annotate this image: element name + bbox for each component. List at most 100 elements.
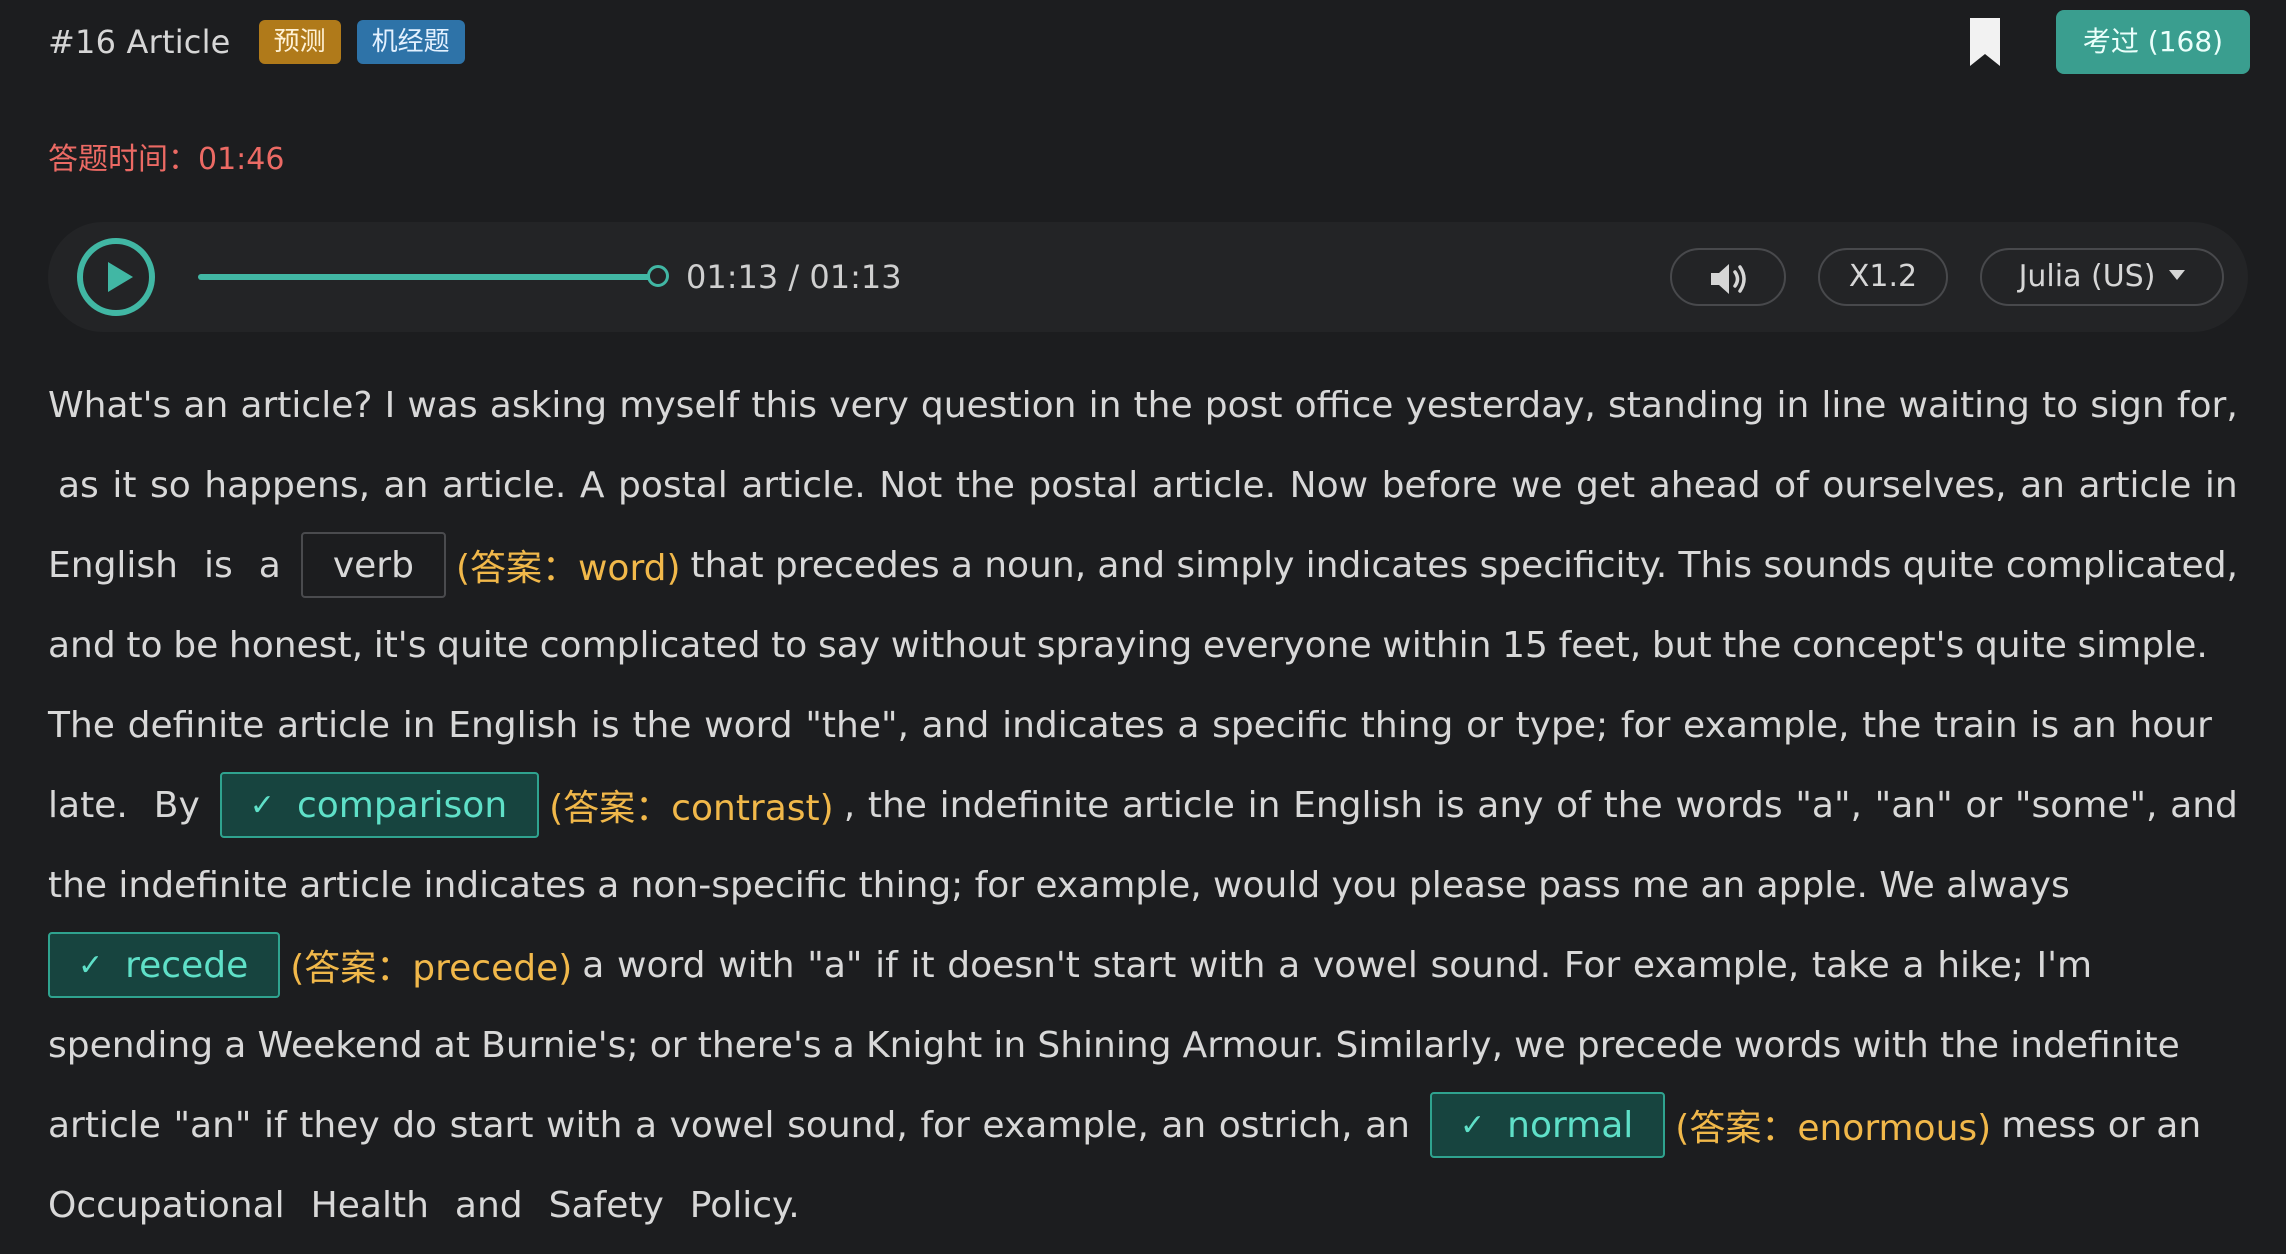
word: mess (2001, 1104, 2096, 1146)
blank-input[interactable]: verb (300, 532, 446, 598)
play-icon[interactable] (76, 237, 156, 317)
article-line: What's an article? Iwas asking myself this very… (48, 365, 2238, 445)
word: for (920, 1104, 970, 1146)
article-line: ✓ recede (答案：precede) a word with "a" if it do… (48, 925, 2238, 1005)
word: a (634, 1104, 658, 1146)
word: with (1852, 1024, 1929, 1066)
answer-timer: 答题时间：01:46 (48, 142, 285, 177)
article-line: the indefinite article indicates a non-specif… (48, 845, 2070, 925)
word: Knight (865, 1024, 983, 1066)
progress-track[interactable] (198, 274, 658, 280)
word: words (1734, 1024, 1842, 1066)
word: article (2078, 464, 2192, 506)
word: if (264, 1104, 287, 1146)
word: always (1946, 864, 2070, 906)
word: Not (879, 464, 943, 506)
word: an (183, 384, 229, 426)
word: a (1278, 944, 1301, 986)
word: article (277, 704, 391, 746)
article-line: English is a verb (答案：word) that precedes… (48, 525, 2238, 605)
word: and (921, 704, 990, 746)
word: This (1678, 544, 1753, 586)
word: asking (489, 384, 608, 426)
word: in (993, 1024, 1027, 1066)
word: thing; (858, 864, 964, 906)
word: hike; (1937, 944, 2024, 986)
blank-input[interactable]: ✓ comparison (219, 772, 540, 838)
word: and (1097, 544, 1166, 586)
word: article (299, 864, 413, 906)
volume-icon (1711, 264, 1746, 294)
bookmark-icon[interactable] (1970, 18, 2000, 66)
word: of (1774, 464, 1809, 506)
check-icon: ✓ (1460, 1107, 1486, 1143)
word: 15 (1502, 624, 1548, 666)
word: within (1382, 624, 1492, 666)
word: office (1294, 384, 1394, 426)
word: indefinite (2010, 1024, 2180, 1066)
word: vowel (669, 1104, 775, 1146)
word: is (204, 544, 233, 586)
word: simply (1176, 544, 1295, 586)
word: a (1177, 704, 1200, 746)
word: a (224, 1024, 247, 1066)
article-segment: article "an" if they do start with a vowel sound,… (48, 1105, 1410, 1146)
word: word (704, 704, 793, 746)
article-segment: that precedes a noun, and simply indicates spec… (691, 545, 2238, 586)
answer-label: (答案：precede) (290, 948, 573, 989)
word: you (1331, 864, 1398, 906)
word: non-specific (630, 864, 848, 906)
word: a (950, 544, 973, 586)
word: spraying (1036, 624, 1193, 666)
word: in (1088, 384, 1122, 426)
word: word (617, 944, 706, 986)
word: very (829, 384, 909, 426)
word: it (112, 464, 137, 506)
volume-button[interactable] (1670, 248, 1786, 306)
word: this (751, 384, 818, 426)
word: with (718, 944, 795, 986)
word: waiting (1898, 384, 2030, 426)
article-line: article "an" if they do start with a vowel sound,… (48, 1085, 2238, 1165)
word: Now (1289, 464, 1369, 506)
word: postal (1028, 464, 1139, 506)
article-body: What's an article? Iwas asking myself this very… (48, 365, 2238, 1245)
word: that (690, 544, 764, 586)
word: post (1204, 384, 1283, 426)
word: the (1862, 704, 1922, 746)
word: get (1576, 464, 1636, 506)
word: precedes (774, 544, 940, 586)
word: take (1811, 944, 1890, 986)
word: train (1933, 704, 2018, 746)
word: honest, (228, 624, 364, 666)
blank-input[interactable]: ✓ normal (1430, 1092, 1666, 1158)
word: English (448, 704, 579, 746)
word: definite (127, 704, 265, 746)
audio-player: 01:13 / 01:13 X1.2 Julia (US) (48, 222, 2248, 332)
word: By (153, 784, 200, 826)
tag-machine-question[interactable]: 机经题 (356, 20, 465, 64)
word: type; (1515, 704, 1609, 746)
word: article. (1151, 464, 1277, 506)
word: late. (48, 784, 128, 826)
taken-count-button[interactable]: 考过 (168) (2056, 10, 2250, 74)
word: article. (441, 464, 567, 506)
tag-predict: 预测 (258, 20, 341, 64)
voice-select[interactable]: Julia (US) (1980, 248, 2224, 306)
word: ahead (1648, 464, 1761, 506)
word: quite (437, 624, 530, 666)
progress-knob[interactable] (647, 265, 669, 287)
word: happens, (204, 464, 371, 506)
blank-input[interactable]: ✓ recede (48, 932, 281, 998)
word: the (1722, 624, 1782, 666)
word: sounds (1763, 544, 1892, 586)
word: me (1631, 864, 1690, 906)
word: the (1939, 1024, 2000, 1066)
word: or (1466, 704, 1503, 746)
word: English (1293, 784, 1424, 826)
word: noun, (984, 544, 1087, 586)
word: or (649, 1024, 687, 1066)
speed-button[interactable]: X1.2 (1818, 248, 1948, 306)
article-line: and to be honest, it's quite complicated to say w… (48, 605, 2208, 685)
word: A (579, 464, 605, 506)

• [Exercise aim]
Please change "interactable" to "clickable" throughout all the records and give the lines again with nothing else altered. Leave the pictures out of your answer.

• [Finished answer]
annotate this image: element name + bbox for each component. List at most 100 elements.
word: mess (2001, 1104, 2096, 1146)
blank-input[clickable]: verb (300, 532, 446, 598)
play-icon[clickable] (76, 237, 156, 317)
article-line: What's an article? Iwas asking myself this very… (48, 365, 2238, 445)
word: for (920, 1104, 970, 1146)
article-line: ✓ recede (答案：precede) a word with "a" if it do… (48, 925, 2238, 1005)
word: a (634, 1104, 658, 1146)
word: with (1852, 1024, 1929, 1066)
answer-timer: 答题时间：01:46 (48, 142, 285, 177)
article-line: the indefinite article indicates a non-specif… (48, 845, 2070, 925)
word: Knight (865, 1024, 983, 1066)
progress-track[clickable] (198, 274, 658, 280)
word: words (1734, 1024, 1842, 1066)
word: article (2078, 464, 2192, 506)
word: if (264, 1104, 287, 1146)
word: always (1946, 864, 2070, 906)
word: Not (879, 464, 943, 506)
word: an (183, 384, 229, 426)
word: a (1278, 944, 1301, 986)
word: article (277, 704, 391, 746)
article-line: English is a verb (答案：word) that precedes… (48, 525, 2238, 605)
word: and (921, 704, 990, 746)
word: This (1678, 544, 1753, 586)
word: asking (489, 384, 608, 426)
word: in (993, 1024, 1027, 1066)
word: thing; (858, 864, 964, 906)
word: hike; (1937, 944, 2024, 986)
blank-input[clickable]: ✓ comparison (219, 772, 540, 838)
word: and (1097, 544, 1166, 586)
word: article (299, 864, 413, 906)
volume-icon (1711, 264, 1746, 294)
bookmark-icon[clickable] (1970, 18, 2000, 66)
word: of (1774, 464, 1809, 506)
check-icon: ✓ (1460, 1107, 1486, 1143)
word: 15 (1502, 624, 1548, 666)
word: within (1382, 624, 1492, 666)
word: office (1294, 384, 1394, 426)
word: indefinite (2010, 1024, 2180, 1066)
word: vowel (669, 1104, 775, 1146)
word: is (204, 544, 233, 586)
word: simply (1176, 544, 1295, 586)
word: a (1177, 704, 1200, 746)
word: a (224, 1024, 247, 1066)
article-segment: article "an" if they do start with a vowel sound,… (48, 1105, 1410, 1146)
word: word (704, 704, 793, 746)
article-segment: that precedes a noun, and simply indicates spec… (691, 545, 2238, 586)
answer-label: (答案：precede) (290, 948, 573, 989)
word: you (1331, 864, 1398, 906)
word: non-specific (630, 864, 848, 906)
word: a (950, 544, 973, 586)
word: spraying (1036, 624, 1193, 666)
word: in (1088, 384, 1122, 426)
word: word (617, 944, 706, 986)
word: very (829, 384, 909, 426)
word: it (112, 464, 137, 506)
volume-button[clickable] (1670, 248, 1786, 306)
word: this (751, 384, 818, 426)
word: with (718, 944, 795, 986)
word: waiting (1898, 384, 2030, 426)
article-line: article "an" if they do start with a vowel sound,… (48, 1085, 2238, 1165)
word: Now (1289, 464, 1369, 506)
word: postal (1028, 464, 1139, 506)
article-body: What's an article? Iwas asking myself this very… (48, 365, 2238, 1245)
word: that (690, 544, 764, 586)
word: post (1204, 384, 1283, 426)
word: the (1862, 704, 1922, 746)
word: get (1576, 464, 1636, 506)
word: precedes (774, 544, 940, 586)
word: take (1811, 944, 1890, 986)
word: train (1933, 704, 2018, 746)
word: honest, (228, 624, 364, 666)
blank-input[clickable]: ✓ normal (1430, 1092, 1666, 1158)
word: English (448, 704, 579, 746)
word: definite (127, 704, 265, 746)
audio-player: 01:13 / 01:13 X1.2 Julia (US) (48, 222, 2248, 332)
word: By (153, 784, 200, 826)
tag-machine-question[clickable]: 机经题 (356, 20, 465, 64)
word: type; (1515, 704, 1609, 746)
word: article. (1151, 464, 1277, 506)
word: late. (48, 784, 128, 826)
taken-count-button[clickable]: 考过 (168) (2056, 10, 2250, 74)
word: article. (441, 464, 567, 506)
tag-predict: 预测 (258, 20, 341, 64)
voice-select[clickable]: Julia (US) (1980, 248, 2224, 306)
word: ahead (1648, 464, 1761, 506)
word: quite (437, 624, 530, 666)
progress-knob[clickable] (647, 265, 669, 287)
word: happens, (204, 464, 371, 506)
blank-input[clickable]: ✓ recede (48, 932, 281, 998)
word: the (1722, 624, 1782, 666)
word: sounds (1763, 544, 1892, 586)
word: me (1631, 864, 1690, 906)
word: the (1939, 1024, 2000, 1066)
word: or (1466, 704, 1503, 746)
word: English (1293, 784, 1424, 826)
word: noun, (984, 544, 1087, 586)
word: or (649, 1024, 687, 1066)
speed-button[clickable]: X1.2 (1818, 248, 1948, 306)
article-line: and to be honest, it's quite complicated to say w… (48, 605, 2208, 685)
word: A (579, 464, 605, 506)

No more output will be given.